#### SET TASK:
Update the lines starting at the one that has "collapse-icon[interactable]: ︽: [106, 230, 117, 241]" and stopping after the one that has "folders-button[interactable]: Folders: [147, 30, 185, 46]", replacing "collapse-icon" with "fold-icon" and keeping everything else the same.

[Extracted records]
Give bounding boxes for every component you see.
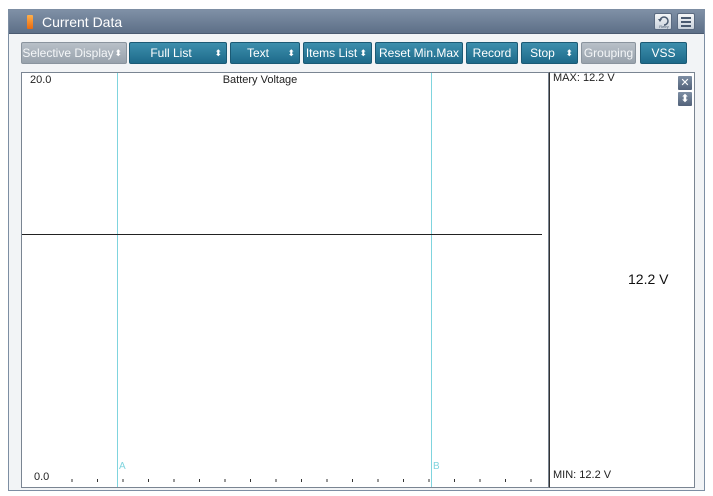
text-dropdown[interactable]: Text ⬍ (230, 42, 300, 64)
retry-button[interactable]: Retry (654, 13, 672, 30)
full-list-dropdown[interactable]: Full List ⬍ (129, 42, 227, 64)
graph-title: Battery Voltage (222, 74, 298, 86)
graph-canvas (22, 73, 542, 487)
close-icon[interactable]: ✕ (678, 76, 692, 90)
app-icon (27, 15, 33, 29)
retry-icon: Retry (658, 16, 669, 29)
items-list-dropdown[interactable]: Items List ⬍ (303, 42, 372, 64)
stop-dropdown[interactable]: Stop ⬍ (521, 42, 578, 64)
vss-button[interactable]: VSS (640, 42, 687, 64)
value-panel: MAX: 12.2 V ✕ ⬍ 12.2 V MIN: 12.2 V (549, 72, 695, 488)
toolbar: Selective Display ⬍ Full List ⬍ Text ⬍ Item… (9, 35, 704, 67)
graph-area[interactable]: 20.0 Battery Voltage 0.0 A B (21, 72, 549, 488)
reset-min-max-button[interactable]: Reset Min.Max (375, 42, 463, 64)
selective-display-dropdown[interactable]: Selective Display ⬍ (21, 42, 127, 64)
cursor-a-label: A (119, 461, 126, 472)
current-value: 12.2 V (628, 271, 669, 287)
svg-text:Retry: Retry (659, 24, 669, 29)
dropdown-arrow-icon: ⬍ (359, 48, 367, 58)
resize-icon[interactable]: ⬍ (678, 92, 692, 106)
title-bar: Current Data Retry (9, 10, 704, 34)
min-value: MIN: 12.2 V (553, 469, 612, 481)
menu-button[interactable] (677, 13, 695, 30)
record-button[interactable]: Record (466, 42, 518, 64)
cursor-b-label: B (433, 461, 440, 472)
dropdown-arrow-icon: ⬍ (114, 48, 122, 58)
window-title: Current Data (42, 14, 123, 30)
y-min-label: 0.0 (34, 471, 50, 483)
max-value: MAX: 12.2 V (553, 72, 615, 84)
grouping-button[interactable]: Grouping (581, 42, 636, 64)
dropdown-arrow-icon: ⬍ (565, 48, 573, 58)
dropdown-arrow-icon: ⬍ (214, 48, 222, 58)
current-data-window: Current Data Retry Selective Display ⬍ Fu… (8, 9, 705, 491)
dropdown-arrow-icon: ⬍ (287, 48, 295, 58)
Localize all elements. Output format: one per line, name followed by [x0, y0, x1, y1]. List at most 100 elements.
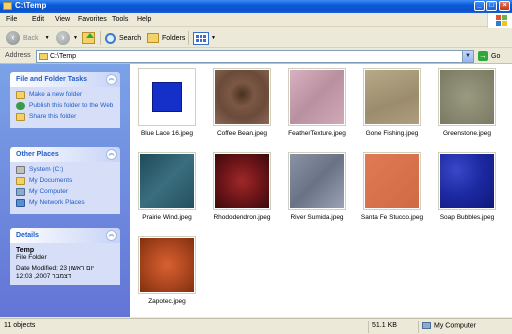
collapse-icon[interactable]: ︽: [106, 230, 117, 241]
thumbnail: [140, 238, 194, 292]
collapse-icon[interactable]: ︽: [106, 149, 117, 160]
chevron-down-icon: ▼: [73, 35, 78, 41]
detail-modified-line1: Date Modified: 23 יום ראשון: [16, 265, 94, 272]
object-count: 11 objects: [4, 322, 36, 329]
folders-button[interactable]: Folders: [147, 30, 185, 46]
menu-edit[interactable]: Edit: [32, 16, 44, 23]
status-bar: 11 objects 51.1 KB My Computer: [0, 318, 512, 334]
toolbar: ‹ Back ▼ › ▼ Search Folders ▼: [0, 28, 512, 48]
thumbnail: [365, 154, 419, 208]
panel-title: Details: [16, 232, 39, 239]
detail-modified-line2: דצמבר 2007, 12:03: [16, 273, 72, 280]
file-name: Coffee Bean.jpeg: [216, 130, 268, 137]
detail-name: Temp: [16, 247, 35, 254]
address-dropdown[interactable]: ▼: [462, 51, 473, 62]
place-my-network[interactable]: My Network Places: [16, 199, 114, 207]
file-item[interactable]: Zapotec.jpeg: [130, 232, 204, 318]
menu-bar: File Edit View Favorites Tools Help: [0, 13, 512, 27]
address-path: C:\Temp: [50, 53, 77, 60]
place-my-computer[interactable]: My Computer: [16, 188, 114, 196]
thumbnail: [290, 154, 344, 208]
minimize-button[interactable]: _: [474, 1, 485, 11]
file-item[interactable]: Soap Bubbles.jpeg: [430, 148, 504, 234]
go-arrow-icon: →: [478, 51, 488, 61]
documents-icon: [16, 177, 25, 185]
back-button[interactable]: ‹ Back ▼: [6, 30, 50, 46]
menu-favorites[interactable]: Favorites: [78, 16, 107, 23]
file-name: Prairie Wind.jpeg: [142, 214, 192, 221]
file-item[interactable]: Blue Lace 16.jpeg: [130, 64, 204, 150]
blue-lace-image: [152, 82, 182, 112]
file-item[interactable]: Prairie Wind.jpeg: [130, 148, 204, 234]
status-location: My Computer: [422, 322, 476, 329]
globe-icon: [16, 102, 25, 110]
status-separator: [418, 321, 419, 333]
task-publish-web[interactable]: Publish this folder to the Web: [16, 102, 114, 110]
status-separator: [368, 321, 369, 333]
menu-tools[interactable]: Tools: [112, 16, 128, 23]
address-bar: Address C:\Temp ▼ → Go: [0, 49, 512, 64]
panel-header[interactable]: File and Folder Tasks ︽: [10, 72, 120, 87]
forward-button[interactable]: › ▼: [56, 30, 78, 46]
file-item[interactable]: Coffee Bean.jpeg: [205, 64, 279, 150]
file-view: Blue Lace 16.jpeg Coffee Bean.jpeg Feath…: [130, 64, 512, 317]
file-name: Gone Fishing.jpeg: [365, 130, 419, 137]
file-name: Greenstone.jpeg: [442, 130, 492, 137]
file-item[interactable]: FeatherTexture.jpeg: [280, 64, 354, 150]
file-item[interactable]: River Sumida.jpeg: [280, 148, 354, 234]
maximize-button[interactable]: □: [486, 1, 497, 11]
address-input[interactable]: C:\Temp ▼: [36, 50, 474, 63]
folders-icon: [147, 33, 159, 43]
total-size: 51.1 KB: [372, 322, 397, 329]
task-pane: File and Folder Tasks ︽ Make a new folde…: [0, 64, 130, 317]
chevron-down-icon: ▼: [44, 35, 50, 41]
search-button[interactable]: Search: [105, 30, 141, 46]
up-folder-icon: [82, 32, 95, 44]
thumbnail: [365, 70, 419, 124]
chevron-down-icon: ▼: [211, 35, 216, 41]
place-my-documents[interactable]: My Documents: [16, 177, 114, 185]
file-name: Soap Bubbles.jpeg: [439, 214, 495, 221]
new-folder-icon: [16, 91, 25, 99]
task-make-new-folder[interactable]: Make a new folder: [16, 91, 114, 99]
toolbar-separator: [100, 31, 101, 45]
place-system-c[interactable]: System (C:): [16, 166, 114, 174]
panel-header[interactable]: Other Places ︽: [10, 147, 120, 162]
thumbnail: [440, 70, 494, 124]
thumbnail: [290, 70, 344, 124]
file-item[interactable]: Gone Fishing.jpeg: [355, 64, 429, 150]
menu-view[interactable]: View: [55, 16, 70, 23]
views-button[interactable]: ▼: [193, 30, 216, 46]
file-name: River Sumida.jpeg: [290, 214, 344, 221]
address-label: Address: [5, 52, 31, 59]
network-icon: [16, 199, 25, 207]
go-button[interactable]: → Go: [478, 51, 500, 61]
file-item[interactable]: Santa Fe Stucco.jpeg: [355, 148, 429, 234]
file-name: Zapotec.jpeg: [148, 298, 186, 305]
detail-type: File Folder: [16, 254, 47, 261]
forward-arrow-icon: ›: [56, 31, 70, 45]
toolbar-separator: [188, 31, 189, 45]
file-item[interactable]: Rhododendron.jpeg: [205, 148, 279, 234]
menu-file[interactable]: File: [6, 16, 17, 23]
task-share-folder[interactable]: Share this folder: [16, 113, 114, 121]
windows-logo: [487, 13, 512, 28]
share-icon: [16, 113, 25, 121]
panel-header[interactable]: Details ︽: [10, 228, 120, 243]
other-places-panel: Other Places ︽ System (C:) My Documents …: [10, 147, 120, 214]
computer-icon: [422, 322, 431, 329]
collapse-icon[interactable]: ︽: [106, 74, 117, 85]
panel-title: Other Places: [16, 151, 59, 158]
file-item[interactable]: Greenstone.jpeg: [430, 64, 504, 150]
file-name: Rhododendron.jpeg: [213, 214, 271, 221]
title-bar: C:\Temp _ □ ×: [0, 0, 512, 13]
menu-help[interactable]: Help: [137, 16, 151, 23]
close-button[interactable]: ×: [499, 1, 510, 11]
folder-icon: [39, 53, 48, 60]
panel-title: File and Folder Tasks: [16, 76, 88, 83]
up-folder-button[interactable]: [82, 30, 95, 46]
file-name: Santa Fe Stucco.jpeg: [360, 214, 424, 221]
thumbnail: [140, 70, 194, 124]
drive-icon: [16, 166, 25, 174]
search-icon: [105, 32, 116, 44]
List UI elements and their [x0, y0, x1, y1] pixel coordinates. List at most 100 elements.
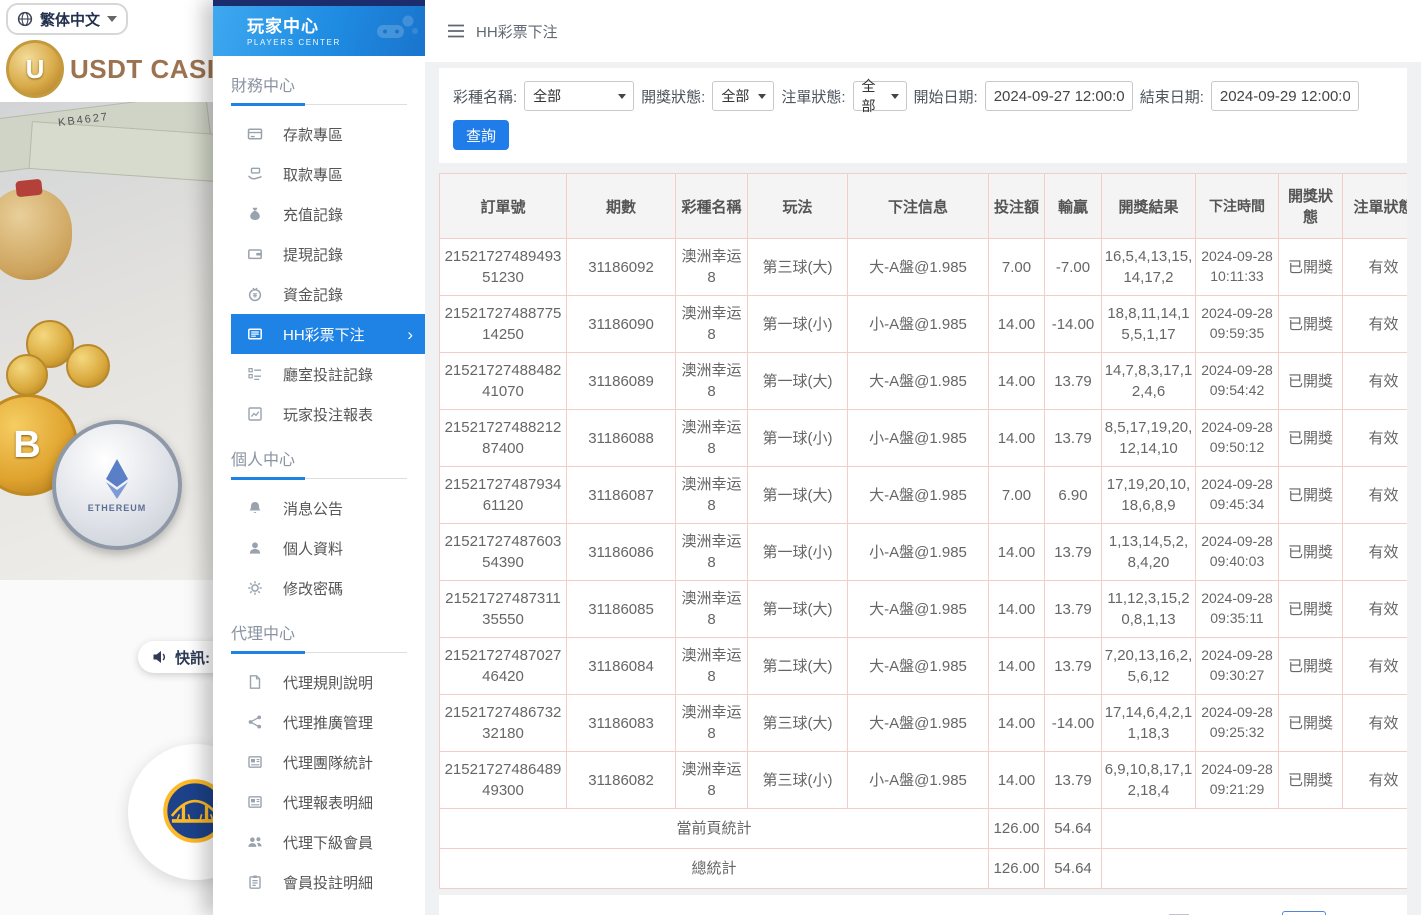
hero-photo: KB4627 B ETHEREUM: [0, 102, 240, 580]
cell-order: 2152172748793461120: [440, 467, 567, 524]
column-header-play: 玩法: [748, 174, 848, 239]
order-status-select[interactable]: 全部: [853, 81, 907, 111]
cell-time: 2024-09-28 09:45:34: [1196, 467, 1279, 524]
sidebar-item-2-3[interactable]: 代理報表明細: [231, 782, 425, 822]
gold-coin-image: [66, 344, 110, 388]
sidebar-item-0-4[interactable]: 資金記錄: [231, 274, 425, 314]
language-selector[interactable]: 繁体中文: [6, 3, 128, 35]
cell-amount: 14.00: [989, 353, 1045, 410]
sidebar-item-label: 個人資料: [283, 538, 343, 559]
summary-empty: [1102, 849, 1408, 889]
sidebar-item-label: 消息公告: [283, 498, 343, 519]
sidebar-item-2-0[interactable]: 代理規則說明: [231, 662, 425, 702]
cell-winloss: -14.00: [1045, 695, 1102, 752]
hamburger-menu-icon[interactable]: [447, 23, 465, 39]
section-underline: [231, 103, 407, 106]
cell-issue: 31186088: [567, 410, 676, 467]
cell-lottery: 澳洲幸运8: [676, 410, 748, 467]
table-row: 215217274864894930031186082澳洲幸运8第三球(小)小-…: [440, 752, 1408, 809]
cell-drawstatus: 已開獎: [1279, 353, 1343, 410]
cell-drawstatus: 已開獎: [1279, 581, 1343, 638]
search-button[interactable]: 查詢: [453, 120, 509, 150]
sidebar-menu: 財務中心存款專區取款專區充值記錄提現記錄資金記錄HH彩票下注›廳室投註記錄玩家投…: [213, 56, 425, 915]
cell-issue: 31186087: [567, 467, 676, 524]
end-date-input[interactable]: [1211, 81, 1359, 111]
recharge-record-icon: [246, 206, 263, 223]
brand-banner: U USDT CASINO: [0, 36, 240, 102]
cell-info: 小-A盤@1.985: [848, 296, 989, 353]
start-date-input[interactable]: [985, 81, 1133, 111]
cell-result: 6,9,10,8,17,12,18,4: [1102, 752, 1196, 809]
sidebar-item-1-1[interactable]: 個人資料: [231, 528, 425, 568]
cell-time: 2024-09-28 09:35:11: [1196, 581, 1279, 638]
cell-orderstatus: 有效: [1343, 353, 1408, 410]
cell-info: 小-A盤@1.985: [848, 752, 989, 809]
chevron-right-icon: ›: [407, 326, 413, 343]
sidebar-item-2-1[interactable]: 代理推廣管理: [231, 702, 425, 742]
cell-play: 第一球(小): [748, 410, 848, 467]
member-bets-icon: [246, 874, 263, 891]
draw-status-select[interactable]: 全部: [712, 81, 774, 111]
sidebar-item-0-1[interactable]: 取款專區: [231, 154, 425, 194]
cell-result: 1,13,14,5,2,8,4,20: [1102, 524, 1196, 581]
column-header-amount: 投注額: [989, 174, 1045, 239]
lottery-name-select[interactable]: 全部: [524, 81, 634, 111]
sidebar-item-label: 代理團隊統計: [283, 752, 373, 773]
cell-order: 2152172748877514250: [440, 296, 567, 353]
table-header-row: 訂單號期數彩種名稱玩法下注信息投注額輸贏開獎結果下注時間開獎狀態注單狀態: [440, 174, 1408, 239]
sidebar-item-2-2[interactable]: 代理團隊統計: [231, 742, 425, 782]
cell-drawstatus: 已開獎: [1279, 695, 1343, 752]
cell-lottery: 澳洲幸运8: [676, 752, 748, 809]
cell-amount: 14.00: [989, 581, 1045, 638]
cell-play: 第三球(大): [748, 239, 848, 296]
end-date-label: 結束日期:: [1140, 86, 1204, 107]
withdraw-icon: [246, 166, 263, 183]
cell-winloss: 13.79: [1045, 353, 1102, 410]
player-report-icon: [246, 406, 263, 423]
sidebar-item-1-2[interactable]: 修改密碼: [231, 568, 425, 608]
cell-drawstatus: 已開獎: [1279, 524, 1343, 581]
cell-play: 第一球(大): [748, 353, 848, 410]
language-label: 繁体中文: [40, 9, 100, 30]
cell-time: 2024-09-28 09:30:27: [1196, 638, 1279, 695]
summary-empty: [1102, 809, 1408, 849]
sidebar-item-label: 修改密碼: [283, 578, 343, 599]
sidebar-item-2-5[interactable]: 會員投註明細: [231, 862, 425, 902]
section-title-0: 財務中心: [231, 72, 407, 96]
section-title-1: 個人中心: [231, 446, 407, 470]
pager: 共10条 首页 上一页 1 下一页 第 页 跳转: [1014, 911, 1393, 915]
cell-winloss: 13.79: [1045, 752, 1102, 809]
lottery-name-value: 全部: [533, 86, 561, 106]
cell-orderstatus: 有效: [1343, 581, 1408, 638]
sidebar-item-2-6[interactable]: 會員交易明細: [231, 902, 425, 915]
sidebar-item-1-0[interactable]: 消息公告: [231, 488, 425, 528]
cell-winloss: -7.00: [1045, 239, 1102, 296]
cell-time: 2024-09-28 10:11:33: [1196, 239, 1279, 296]
cell-lottery: 澳洲幸运8: [676, 239, 748, 296]
section-underline: [231, 651, 407, 654]
sidebar-item-0-2[interactable]: 充值記錄: [231, 194, 425, 234]
table-row: 215217274887751425031186090澳洲幸运8第一球(小)小-…: [440, 296, 1408, 353]
cell-result: 7,20,13,16,2,5,6,12: [1102, 638, 1196, 695]
page-title: HH彩票下注: [476, 21, 558, 42]
column-header-drawstatus: 開獎狀態: [1279, 174, 1343, 239]
sidebar-item-0-6[interactable]: 廳室投註記錄: [231, 354, 425, 394]
column-header-issue: 期數: [567, 174, 676, 239]
sidebar-item-2-4[interactable]: 代理下級會員: [231, 822, 425, 862]
sidebar-item-0-5[interactable]: HH彩票下注›: [231, 314, 425, 354]
cell-winloss: 13.79: [1045, 410, 1102, 467]
game-controller-icon: [375, 14, 419, 49]
sidebar-item-0-7[interactable]: 玩家投注報表: [231, 394, 425, 434]
filter-panel: 彩種名稱: 全部 開獎狀態: 全部 注單狀態: 全部 開始日期: 結束日期:: [439, 68, 1407, 163]
jump-page-input[interactable]: [1282, 911, 1326, 915]
sidebar-item-label: 會員投註明細: [283, 872, 373, 893]
ticker-label: 快訊:: [175, 647, 210, 668]
withdraw-record-icon: [246, 246, 263, 263]
section-title-2: 代理中心: [231, 620, 407, 644]
sidebar-item-0-3[interactable]: 提現記錄: [231, 234, 425, 274]
filter-buttons: 查詢: [453, 120, 1393, 150]
cell-lottery: 澳洲幸运8: [676, 524, 748, 581]
sidebar-item-0-0[interactable]: 存款專區: [231, 114, 425, 154]
cell-order: 2152172748821287400: [440, 410, 567, 467]
cell-time: 2024-09-28 09:25:32: [1196, 695, 1279, 752]
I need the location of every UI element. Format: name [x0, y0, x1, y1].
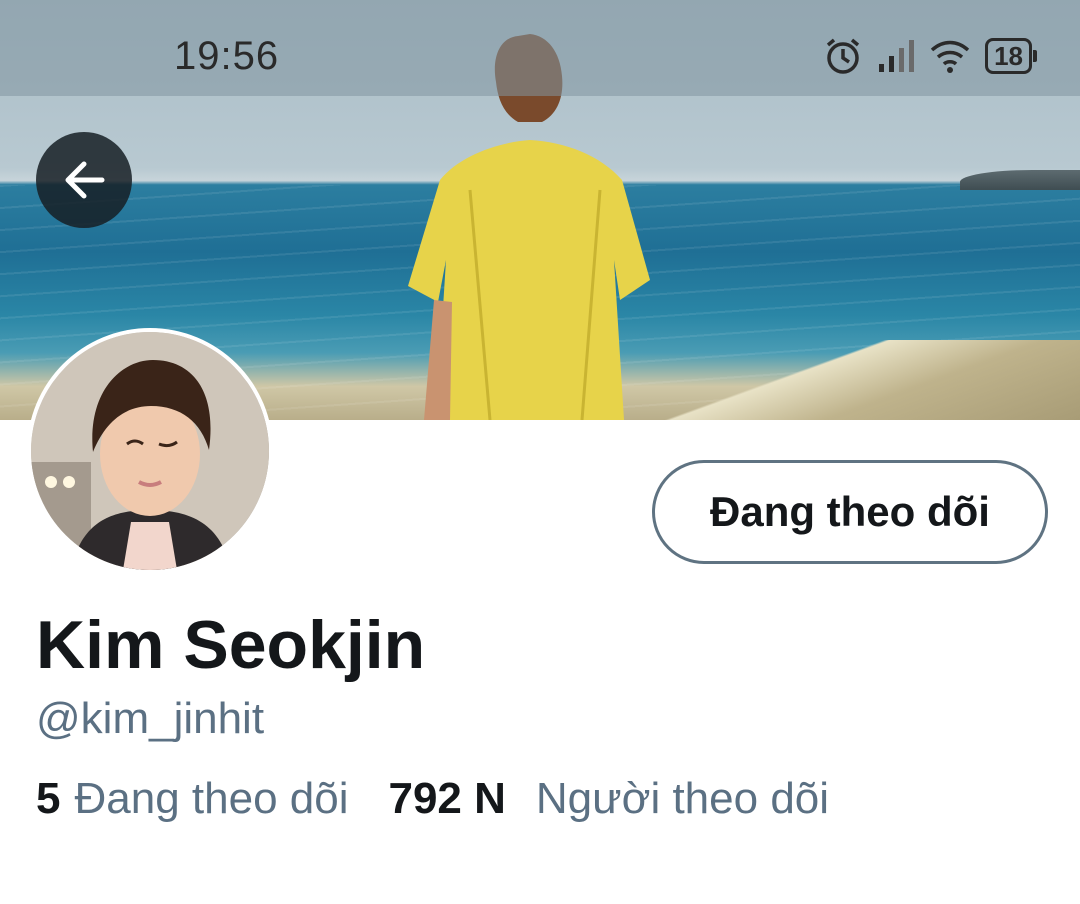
signal-icon	[879, 40, 915, 72]
profile-stats: 5 Đang theo dõi 792 N Người theo dõi	[36, 774, 829, 824]
profile-handle: @kim_jinhit	[36, 694, 265, 743]
banner-shore	[660, 340, 1080, 420]
following-count: 5	[36, 774, 61, 823]
back-button[interactable]	[36, 132, 132, 228]
followers-stat[interactable]: 792 N Người theo dõi	[388, 774, 829, 824]
avatar-portrait	[31, 332, 269, 570]
banner-rocks	[960, 170, 1080, 190]
battery-icon: 18	[985, 38, 1037, 74]
profile-name: Kim Seokjin	[36, 607, 426, 683]
status-time: 19:56	[174, 34, 280, 78]
arrow-left-icon	[65, 161, 105, 199]
status-bar: 19:56 18	[0, 0, 1080, 96]
following-label: Đang theo dõi	[74, 774, 349, 823]
following-stat[interactable]: 5 Đang theo dõi	[36, 774, 348, 824]
avatar-image	[31, 332, 269, 570]
wifi-icon	[930, 40, 970, 73]
avatar[interactable]	[27, 328, 273, 574]
followers-label: Người theo dõi	[535, 774, 830, 823]
followers-count: 792 N	[388, 774, 506, 823]
following-button[interactable]: Đang theo dõi	[652, 460, 1048, 564]
alarm-icon	[826, 38, 860, 74]
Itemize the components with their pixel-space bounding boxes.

#### REPLY:
fold-icon[interactable]: ︽: [106, 230, 117, 241]
thumbnail: [140, 238, 194, 292]
fold-icon[interactable]: ︽: [106, 149, 117, 160]
chevron-down-icon: ▼: [73, 35, 78, 41]
detail-modified-line1: Date Modified: 23 יום ראשון: [16, 265, 94, 272]
object-count: 11 objects: [4, 322, 36, 329]
folders-button[interactable]: Folders: [147, 30, 185, 46]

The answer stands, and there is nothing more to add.